Brief: Carry on the interview transcript below about organ transplants in China, starting right after its last sentence.

Selected extract:
___
Jenny Beth Martin (20:19):

That is such an amazing story, Jan. Thank you so much for sharing it and letting people learn more about your history. Now as we're dealing with China right now, today, they obviously didn't do what all that money we hope would do, which would make them less communist and become more geared towards democracy. What are some of the most significant problems that you see that we face as Americans? And I know you're in Canada towards China, and then I want to talk also, I don't know if this is one of the most important ones or not, but I definitely want to talk about the subject of your new book as well.

Jan Jekielek (21:02):

Maybe it makes sense to talk about this organ industry in China first, because the case I make in the book is that actually in a way, it offers a perfect lens to understand how communism works and maybe what we can expect as a society as we engage, right? Because the argument is never cut off all communications, no talking, no, people say decoupling all this stuff. No, it's not that. It's being able to look at a society just realistically what are they about? What do they want from us? How have they worked with us? What is the evidence of the last 40 years in terms of good faith, bad faith, all these kinds of questions. So when it comes to this organ industry, maybe I'll summarize it because I mean this whole topic I could easily talk for a couple of hours about

Jenny Beth Martin (21:54):

Which is what your whole new book is about,

Jan Jekielek (21:56):

Correct? It's the book that's called Kill to Order. And I'll explain why it's called that. I mean, basically in 2015, pardon me, in 2005, there was a man who was the head of the Israeli Transplant Association. His name was Kovi, actually, I think he had just stepped down from that role, but he was a transplant surgeon still. And he had a patient who had a serious heart condition, was waiting for a heart transplant, but it wasn't coming. Basically, the guy went to Dr. Levi and said, Hey, I actually just got an arrangement. Someone set this up for me. We scheduled my heart transplant for two weeks from now in China, and how is that even possible? So Jacob, and it might not necessarily be obvious to every single viewer, but the reason it's difficult in a civilized society to find a transplant is because you have to, first of all, you have to have the right kind of blood type, the right tissue.

(23:00):

There have to be the histological issues. There's the size. You can't transplant a tiny heart into a large person or the other way. And you also have to have an accident where someone dies but dies in a very specific way because you can't transplant from a cold body either. So it has to be a death where their body is still kind of warm. And the typical way that's determined is through brain death, even though there's some contention around that designation itself. But anyway, you actually have a whole team of ethicists and doctors who figure out, is this person really not coming back so we can take their organs and give them to someone else to save someone else's life that's in a normal civilized society, but to be able to schedule it means while when someone's going to be dead two weeks from now, how are you doing that?
___
Data to examine:
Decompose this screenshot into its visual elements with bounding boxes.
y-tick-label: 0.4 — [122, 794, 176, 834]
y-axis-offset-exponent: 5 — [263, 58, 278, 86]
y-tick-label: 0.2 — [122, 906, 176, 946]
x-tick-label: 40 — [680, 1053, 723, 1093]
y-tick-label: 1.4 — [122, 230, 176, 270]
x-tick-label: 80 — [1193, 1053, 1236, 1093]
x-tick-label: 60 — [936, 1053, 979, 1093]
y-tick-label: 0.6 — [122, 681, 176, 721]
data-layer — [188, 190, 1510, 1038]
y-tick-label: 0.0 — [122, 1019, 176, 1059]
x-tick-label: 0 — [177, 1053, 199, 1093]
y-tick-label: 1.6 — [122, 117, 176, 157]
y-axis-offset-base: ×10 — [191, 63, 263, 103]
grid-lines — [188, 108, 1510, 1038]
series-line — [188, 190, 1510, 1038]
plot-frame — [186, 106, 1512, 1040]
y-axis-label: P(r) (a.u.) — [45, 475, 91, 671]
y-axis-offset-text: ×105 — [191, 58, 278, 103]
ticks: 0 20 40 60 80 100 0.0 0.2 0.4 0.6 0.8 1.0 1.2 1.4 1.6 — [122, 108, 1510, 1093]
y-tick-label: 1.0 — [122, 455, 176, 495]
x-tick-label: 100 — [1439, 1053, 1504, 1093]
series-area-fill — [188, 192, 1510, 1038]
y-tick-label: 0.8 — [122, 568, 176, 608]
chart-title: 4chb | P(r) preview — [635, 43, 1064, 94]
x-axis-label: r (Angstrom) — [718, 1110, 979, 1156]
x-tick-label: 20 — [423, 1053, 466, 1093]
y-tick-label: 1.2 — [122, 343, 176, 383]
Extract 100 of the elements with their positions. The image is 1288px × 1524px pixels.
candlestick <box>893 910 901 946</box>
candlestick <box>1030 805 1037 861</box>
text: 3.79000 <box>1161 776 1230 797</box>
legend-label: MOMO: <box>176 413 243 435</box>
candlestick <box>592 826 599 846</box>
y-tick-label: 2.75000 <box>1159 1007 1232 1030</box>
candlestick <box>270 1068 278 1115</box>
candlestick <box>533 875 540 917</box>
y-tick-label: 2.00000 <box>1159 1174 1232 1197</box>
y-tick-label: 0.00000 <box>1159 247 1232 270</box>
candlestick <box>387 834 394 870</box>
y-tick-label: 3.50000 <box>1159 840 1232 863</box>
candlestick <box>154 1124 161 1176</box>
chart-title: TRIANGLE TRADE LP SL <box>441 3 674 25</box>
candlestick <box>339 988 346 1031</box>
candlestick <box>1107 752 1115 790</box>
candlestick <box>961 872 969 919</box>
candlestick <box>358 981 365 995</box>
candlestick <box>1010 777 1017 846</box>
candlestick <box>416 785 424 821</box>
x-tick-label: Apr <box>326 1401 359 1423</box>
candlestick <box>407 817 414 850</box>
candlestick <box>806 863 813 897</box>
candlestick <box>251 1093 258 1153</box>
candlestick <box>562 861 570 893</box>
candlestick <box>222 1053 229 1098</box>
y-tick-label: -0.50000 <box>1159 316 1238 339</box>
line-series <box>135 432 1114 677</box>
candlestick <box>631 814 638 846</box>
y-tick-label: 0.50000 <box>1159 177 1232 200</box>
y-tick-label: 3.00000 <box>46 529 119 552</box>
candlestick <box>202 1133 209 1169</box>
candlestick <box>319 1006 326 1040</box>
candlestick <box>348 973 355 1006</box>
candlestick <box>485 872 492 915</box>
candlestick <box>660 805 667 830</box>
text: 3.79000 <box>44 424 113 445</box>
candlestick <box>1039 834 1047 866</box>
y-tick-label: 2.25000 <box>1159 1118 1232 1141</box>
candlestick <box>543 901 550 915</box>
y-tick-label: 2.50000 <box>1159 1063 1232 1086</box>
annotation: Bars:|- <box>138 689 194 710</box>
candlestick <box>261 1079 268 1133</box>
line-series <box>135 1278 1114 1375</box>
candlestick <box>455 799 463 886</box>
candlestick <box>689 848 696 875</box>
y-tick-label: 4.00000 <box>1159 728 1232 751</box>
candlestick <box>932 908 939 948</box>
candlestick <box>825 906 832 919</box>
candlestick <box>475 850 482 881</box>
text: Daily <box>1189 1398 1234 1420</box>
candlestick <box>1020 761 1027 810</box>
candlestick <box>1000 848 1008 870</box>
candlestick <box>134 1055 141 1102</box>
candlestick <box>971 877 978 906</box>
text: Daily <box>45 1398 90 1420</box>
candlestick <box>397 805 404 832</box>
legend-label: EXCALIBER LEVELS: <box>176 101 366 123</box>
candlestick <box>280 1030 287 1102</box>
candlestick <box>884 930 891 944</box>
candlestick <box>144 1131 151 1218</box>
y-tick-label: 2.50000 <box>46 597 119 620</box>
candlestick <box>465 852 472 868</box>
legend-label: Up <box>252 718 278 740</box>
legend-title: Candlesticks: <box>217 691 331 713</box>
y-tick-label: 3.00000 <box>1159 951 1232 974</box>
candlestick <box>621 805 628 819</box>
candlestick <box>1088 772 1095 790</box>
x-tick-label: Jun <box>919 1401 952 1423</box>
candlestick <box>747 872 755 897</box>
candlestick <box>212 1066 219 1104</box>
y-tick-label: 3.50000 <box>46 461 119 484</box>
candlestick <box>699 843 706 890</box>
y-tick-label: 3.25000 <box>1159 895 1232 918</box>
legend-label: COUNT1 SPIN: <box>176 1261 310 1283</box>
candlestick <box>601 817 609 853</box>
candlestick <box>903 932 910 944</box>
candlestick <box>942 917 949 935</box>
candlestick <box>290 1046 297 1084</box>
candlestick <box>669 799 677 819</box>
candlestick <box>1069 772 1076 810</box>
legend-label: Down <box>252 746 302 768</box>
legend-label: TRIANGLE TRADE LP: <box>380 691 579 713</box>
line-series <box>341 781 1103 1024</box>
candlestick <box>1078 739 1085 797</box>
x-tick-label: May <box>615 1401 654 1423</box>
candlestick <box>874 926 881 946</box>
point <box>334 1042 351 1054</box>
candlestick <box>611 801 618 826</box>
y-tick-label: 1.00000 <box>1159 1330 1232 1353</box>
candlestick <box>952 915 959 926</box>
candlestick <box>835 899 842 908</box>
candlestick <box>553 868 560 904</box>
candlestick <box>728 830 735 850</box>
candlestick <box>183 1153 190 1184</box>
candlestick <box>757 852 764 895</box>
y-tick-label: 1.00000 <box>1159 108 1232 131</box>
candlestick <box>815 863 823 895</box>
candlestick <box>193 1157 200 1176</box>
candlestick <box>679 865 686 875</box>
___
Response:
(23:48):

There's only one way you're making them dead. That's one, right? And two in two weeks. I mean, if you have this kind of unusual blood type or tissue type or even a normal one, to be able to find the person who will match is very hard. That's why you have to wait so long because the right accident, the right type of person needs to happen. And so none of this made any sense. And so I'm going to kind of fast forward here and give you the punchline. We can dig into it as much as you like. But what we figured out in China, this black market, what typically we think of as a black market organ industry, which happens unfortunately all over the world, it's kind of like a whole different level. First of all, you need to have a large population that's been dehumanized through propaganda.

(24:40):

Kind of like what was happening in 1930s. The Nazis were pushing in this propaganda about the Jewish people so that when they eliminated these people in various ways, the population wouldn't feel as bad as they would as if it was their fellow German that they're supposed to feel a feel kinship with. So that's one, you need to incarcerate that population. You need to put, let's say a million people or something like that into a system where now you can do that blood typing, get their vitals, do high level testing across a very large population, and pull all their vitals, all of that information you would need for the transplants. And now you have this setup, and this is what happens. You can basically, when someone comes in and says, Hey, I need this kind of, these are my details for heart, or of course it's the middleman saying this, not the patient themselves.

(25:35):

You can basically find the right person in your database, ship them and kill to order, which is why my book is called Kill to Order. So people say Yes, yes, there's horrible black markets in Oregons in many places in the world. This is a whole different scale. This is states sanctioned. This is an estimated 60 to 90,000 transplants a year. Congressman Neil Dunn in a recent interview I just did with him, tells me that the US Intel community estimates it's a hundred thousand. I'm still verifying that number a year transplants we're talking about. So the scale of this is something beyond, when you think about it, it's just kind of sends a big chill down your spine. And in a way it's very hard to believe. And actually one of the best documentaries on this topic made a few years back is actually called hard to believe, and this has been part of the biggest issue with why we can't, it's been so difficult to get the word out about it because it's just, you think about it for a moment, you go, wow, that is an unbelievable level of evil, right? It's really hard to fathom. And we have this revulsion, but the only way that we can actually deal with it and prevent it from influencing our own transplant system, which I argue in a recent op-ed in the Baltimore Sun, is to not engage with that system, not train their transplant surgeons, not send them materials and ECMO machines and other things that they need for these because I call it murder for organs. And I don't think that's an exaggeration.

Jenny Beth Martin (27:09):

Jan. This is a really difficult topic for people to hear about. And if they've been listening to my program, they probably heard an interview from Janice Trey that we just aired last week, where she talks about what's happening with the organ transplants in China. I know it's very difficult, but I think it's something we have to address and face so that we can figure out how we don't make those same kind of mistakes in Western societies and also how we can try to help prevent this from happening to fellow human beings across the globe.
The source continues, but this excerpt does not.